*Goal:*
Quote all of the data below exactly, please.
----- Exercise material
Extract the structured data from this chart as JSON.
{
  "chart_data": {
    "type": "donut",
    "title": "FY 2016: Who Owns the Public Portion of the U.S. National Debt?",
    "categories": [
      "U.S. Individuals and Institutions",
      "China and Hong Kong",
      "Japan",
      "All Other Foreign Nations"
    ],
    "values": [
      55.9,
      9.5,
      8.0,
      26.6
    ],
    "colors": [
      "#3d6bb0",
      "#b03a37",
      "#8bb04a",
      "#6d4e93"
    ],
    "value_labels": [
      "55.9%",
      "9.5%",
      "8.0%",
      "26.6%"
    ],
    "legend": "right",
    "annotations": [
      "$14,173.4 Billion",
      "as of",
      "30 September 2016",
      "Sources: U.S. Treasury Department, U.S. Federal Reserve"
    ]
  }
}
----------
*Worked answer:*
Extract the structured data from this chart as JSON.
{
  "chart_data": {
    "type": "donut",
    "title": "FY 2016: Who Owns the Public Portion of the U.S. National Debt?",
    "categories": [
      "U.S. Individuals and Institutions",
      "China and Hong Kong",
      "Japan",
      "All Other Foreign Nations"
    ],
    "values": [
      55.9,
      9.5,
      8.0,
      26.6
    ],
    "colors": [
      "#3d6bb0",
      "#b03a37",
      "#8bb04a",
      "#6d4e93"
    ],
    "value_labels": [
      "55.9%",
      "9.5%",
      "8.0%",
      "26.6%"
    ],
    "legend": "right",
    "annotations": [
      "$14,173.4 Billion",
      "as of",
      "30 September 2016",
      "Sources: U.S. Treasury Department, U.S. Federal Reserve"
    ]
  }
}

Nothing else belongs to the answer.